-- Start --

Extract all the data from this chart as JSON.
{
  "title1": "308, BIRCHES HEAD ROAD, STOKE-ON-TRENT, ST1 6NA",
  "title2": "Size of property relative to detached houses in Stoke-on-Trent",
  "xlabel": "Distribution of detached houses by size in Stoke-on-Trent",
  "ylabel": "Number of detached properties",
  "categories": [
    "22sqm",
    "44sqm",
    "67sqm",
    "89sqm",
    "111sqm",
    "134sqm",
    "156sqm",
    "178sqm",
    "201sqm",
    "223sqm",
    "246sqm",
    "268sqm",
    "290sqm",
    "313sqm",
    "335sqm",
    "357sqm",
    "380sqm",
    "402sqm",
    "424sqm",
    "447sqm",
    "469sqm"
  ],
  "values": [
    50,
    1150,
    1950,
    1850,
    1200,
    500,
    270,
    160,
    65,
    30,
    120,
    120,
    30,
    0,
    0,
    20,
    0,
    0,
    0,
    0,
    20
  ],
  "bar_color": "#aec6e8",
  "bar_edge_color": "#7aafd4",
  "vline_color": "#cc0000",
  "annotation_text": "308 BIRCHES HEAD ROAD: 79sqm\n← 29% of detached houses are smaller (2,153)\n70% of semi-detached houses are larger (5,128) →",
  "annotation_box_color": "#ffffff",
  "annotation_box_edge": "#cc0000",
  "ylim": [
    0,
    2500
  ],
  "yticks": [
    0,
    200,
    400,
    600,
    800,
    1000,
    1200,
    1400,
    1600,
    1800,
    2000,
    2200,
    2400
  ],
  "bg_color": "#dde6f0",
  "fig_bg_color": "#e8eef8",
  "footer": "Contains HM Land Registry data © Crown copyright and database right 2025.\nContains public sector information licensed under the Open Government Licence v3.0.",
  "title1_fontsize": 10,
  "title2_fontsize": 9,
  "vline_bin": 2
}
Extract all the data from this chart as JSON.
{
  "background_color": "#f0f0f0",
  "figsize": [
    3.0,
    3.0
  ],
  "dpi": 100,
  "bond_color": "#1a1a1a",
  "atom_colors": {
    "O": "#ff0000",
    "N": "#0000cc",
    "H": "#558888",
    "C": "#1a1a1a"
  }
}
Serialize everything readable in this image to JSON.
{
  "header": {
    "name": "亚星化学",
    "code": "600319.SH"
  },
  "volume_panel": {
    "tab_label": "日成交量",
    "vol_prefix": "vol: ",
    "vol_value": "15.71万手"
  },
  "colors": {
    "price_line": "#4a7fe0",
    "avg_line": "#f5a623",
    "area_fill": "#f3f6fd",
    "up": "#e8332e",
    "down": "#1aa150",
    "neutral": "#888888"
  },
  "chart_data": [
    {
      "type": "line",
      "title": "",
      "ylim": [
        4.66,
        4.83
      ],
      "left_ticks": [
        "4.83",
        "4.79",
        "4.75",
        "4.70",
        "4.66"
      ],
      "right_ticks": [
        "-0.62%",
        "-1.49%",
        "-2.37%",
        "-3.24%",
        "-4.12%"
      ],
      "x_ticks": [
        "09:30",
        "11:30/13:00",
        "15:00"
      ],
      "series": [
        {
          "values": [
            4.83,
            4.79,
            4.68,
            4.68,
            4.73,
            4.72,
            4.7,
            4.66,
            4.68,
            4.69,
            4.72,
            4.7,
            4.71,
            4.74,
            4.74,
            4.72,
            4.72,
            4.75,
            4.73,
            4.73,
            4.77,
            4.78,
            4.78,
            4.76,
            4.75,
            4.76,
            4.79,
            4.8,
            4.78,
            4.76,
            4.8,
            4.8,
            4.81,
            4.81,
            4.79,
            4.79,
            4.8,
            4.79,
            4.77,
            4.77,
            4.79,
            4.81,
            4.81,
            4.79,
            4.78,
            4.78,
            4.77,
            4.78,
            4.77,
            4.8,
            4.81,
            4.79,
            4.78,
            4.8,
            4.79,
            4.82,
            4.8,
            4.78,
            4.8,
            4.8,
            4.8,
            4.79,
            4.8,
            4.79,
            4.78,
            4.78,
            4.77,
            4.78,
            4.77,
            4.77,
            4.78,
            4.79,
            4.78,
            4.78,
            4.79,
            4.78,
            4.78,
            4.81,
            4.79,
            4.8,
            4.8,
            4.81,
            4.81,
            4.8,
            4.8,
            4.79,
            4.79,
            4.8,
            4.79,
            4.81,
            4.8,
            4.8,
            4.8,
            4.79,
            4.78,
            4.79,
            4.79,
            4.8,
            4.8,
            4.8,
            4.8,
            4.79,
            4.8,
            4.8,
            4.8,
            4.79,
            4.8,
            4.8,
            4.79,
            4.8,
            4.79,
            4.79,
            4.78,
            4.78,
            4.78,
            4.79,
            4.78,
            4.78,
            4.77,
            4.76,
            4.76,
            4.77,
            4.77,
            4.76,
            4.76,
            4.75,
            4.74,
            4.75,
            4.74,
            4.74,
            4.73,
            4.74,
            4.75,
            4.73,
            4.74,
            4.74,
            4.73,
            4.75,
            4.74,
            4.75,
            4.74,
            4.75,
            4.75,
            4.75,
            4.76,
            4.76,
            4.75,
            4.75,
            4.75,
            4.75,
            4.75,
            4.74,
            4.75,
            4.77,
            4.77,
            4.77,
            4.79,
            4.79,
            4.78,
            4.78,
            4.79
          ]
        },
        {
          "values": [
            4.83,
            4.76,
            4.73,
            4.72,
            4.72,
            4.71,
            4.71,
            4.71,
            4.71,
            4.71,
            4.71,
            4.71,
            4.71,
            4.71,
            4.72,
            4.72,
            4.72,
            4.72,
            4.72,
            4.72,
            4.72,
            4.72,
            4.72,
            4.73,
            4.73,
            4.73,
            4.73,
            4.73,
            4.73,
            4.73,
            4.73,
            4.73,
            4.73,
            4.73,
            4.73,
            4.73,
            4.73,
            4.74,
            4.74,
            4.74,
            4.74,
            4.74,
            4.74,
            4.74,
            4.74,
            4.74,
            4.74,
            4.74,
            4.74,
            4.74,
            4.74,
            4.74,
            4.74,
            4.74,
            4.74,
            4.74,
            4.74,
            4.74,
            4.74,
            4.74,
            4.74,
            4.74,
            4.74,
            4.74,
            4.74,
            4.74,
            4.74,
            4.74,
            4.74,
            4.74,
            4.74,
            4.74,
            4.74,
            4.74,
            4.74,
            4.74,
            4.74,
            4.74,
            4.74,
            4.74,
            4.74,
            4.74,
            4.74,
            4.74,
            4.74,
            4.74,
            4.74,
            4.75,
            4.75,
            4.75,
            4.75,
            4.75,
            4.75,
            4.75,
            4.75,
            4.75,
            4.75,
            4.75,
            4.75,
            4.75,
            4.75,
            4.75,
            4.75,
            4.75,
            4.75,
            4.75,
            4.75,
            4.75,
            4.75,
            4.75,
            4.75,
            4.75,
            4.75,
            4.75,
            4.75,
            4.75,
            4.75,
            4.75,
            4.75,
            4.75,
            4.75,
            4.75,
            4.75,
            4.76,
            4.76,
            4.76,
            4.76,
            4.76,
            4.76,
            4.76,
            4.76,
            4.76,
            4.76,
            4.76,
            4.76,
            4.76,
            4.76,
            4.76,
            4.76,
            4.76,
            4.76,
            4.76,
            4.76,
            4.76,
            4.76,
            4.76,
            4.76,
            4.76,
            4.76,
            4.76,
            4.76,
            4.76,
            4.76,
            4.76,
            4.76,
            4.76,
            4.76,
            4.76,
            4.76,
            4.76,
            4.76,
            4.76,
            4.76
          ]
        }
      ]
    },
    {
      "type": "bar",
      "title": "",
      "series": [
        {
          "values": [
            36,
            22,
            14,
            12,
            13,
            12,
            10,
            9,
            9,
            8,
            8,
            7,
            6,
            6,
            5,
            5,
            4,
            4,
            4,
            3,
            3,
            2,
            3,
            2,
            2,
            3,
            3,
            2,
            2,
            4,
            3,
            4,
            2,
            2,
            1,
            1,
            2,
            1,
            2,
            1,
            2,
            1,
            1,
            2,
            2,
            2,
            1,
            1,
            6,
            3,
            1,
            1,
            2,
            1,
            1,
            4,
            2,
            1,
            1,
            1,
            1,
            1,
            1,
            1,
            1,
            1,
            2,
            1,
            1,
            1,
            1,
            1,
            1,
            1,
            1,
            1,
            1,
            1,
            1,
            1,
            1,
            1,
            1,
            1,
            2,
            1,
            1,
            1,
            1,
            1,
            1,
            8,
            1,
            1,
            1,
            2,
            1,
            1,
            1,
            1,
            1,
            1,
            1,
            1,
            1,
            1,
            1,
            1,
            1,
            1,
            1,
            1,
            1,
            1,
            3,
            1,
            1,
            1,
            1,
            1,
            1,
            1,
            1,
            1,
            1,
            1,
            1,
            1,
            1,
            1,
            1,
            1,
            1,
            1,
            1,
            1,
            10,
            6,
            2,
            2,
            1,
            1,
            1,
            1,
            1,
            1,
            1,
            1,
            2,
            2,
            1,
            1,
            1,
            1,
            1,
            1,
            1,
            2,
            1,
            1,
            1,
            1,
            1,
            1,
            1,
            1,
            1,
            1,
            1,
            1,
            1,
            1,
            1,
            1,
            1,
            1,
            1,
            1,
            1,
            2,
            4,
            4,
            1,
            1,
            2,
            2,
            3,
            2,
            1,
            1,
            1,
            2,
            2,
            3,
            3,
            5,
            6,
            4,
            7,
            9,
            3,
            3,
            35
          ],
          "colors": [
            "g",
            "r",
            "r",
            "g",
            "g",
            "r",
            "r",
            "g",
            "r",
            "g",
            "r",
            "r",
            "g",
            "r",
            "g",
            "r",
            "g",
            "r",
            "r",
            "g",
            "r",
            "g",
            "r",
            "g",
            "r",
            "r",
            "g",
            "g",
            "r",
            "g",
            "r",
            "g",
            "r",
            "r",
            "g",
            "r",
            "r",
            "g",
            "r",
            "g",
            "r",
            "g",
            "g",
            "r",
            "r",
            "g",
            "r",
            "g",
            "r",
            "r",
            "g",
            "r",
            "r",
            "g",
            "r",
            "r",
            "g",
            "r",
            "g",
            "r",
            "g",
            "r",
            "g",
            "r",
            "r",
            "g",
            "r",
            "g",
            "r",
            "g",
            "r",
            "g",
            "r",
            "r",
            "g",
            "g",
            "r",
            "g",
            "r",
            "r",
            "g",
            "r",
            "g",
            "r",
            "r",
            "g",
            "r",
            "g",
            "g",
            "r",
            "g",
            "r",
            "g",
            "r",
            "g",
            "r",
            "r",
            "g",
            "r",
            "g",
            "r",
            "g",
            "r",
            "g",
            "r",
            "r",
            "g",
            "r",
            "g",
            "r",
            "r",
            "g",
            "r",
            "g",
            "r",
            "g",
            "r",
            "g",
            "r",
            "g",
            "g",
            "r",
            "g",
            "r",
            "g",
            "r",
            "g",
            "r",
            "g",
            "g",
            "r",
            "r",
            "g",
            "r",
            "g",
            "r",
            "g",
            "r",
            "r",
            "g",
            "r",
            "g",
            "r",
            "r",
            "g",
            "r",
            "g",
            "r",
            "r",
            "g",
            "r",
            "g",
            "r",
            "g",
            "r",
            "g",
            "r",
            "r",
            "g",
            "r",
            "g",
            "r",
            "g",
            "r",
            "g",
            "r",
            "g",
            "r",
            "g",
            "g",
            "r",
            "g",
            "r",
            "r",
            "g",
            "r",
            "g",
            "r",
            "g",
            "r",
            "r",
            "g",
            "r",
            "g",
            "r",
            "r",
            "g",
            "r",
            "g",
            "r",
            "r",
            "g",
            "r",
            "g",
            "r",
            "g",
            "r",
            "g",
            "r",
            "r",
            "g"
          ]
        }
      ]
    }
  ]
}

-- End --

→ What to work on: Using the listing above, say how many of its lines contain the string "ROAD", giving nothing but the figure.

→ Result: 2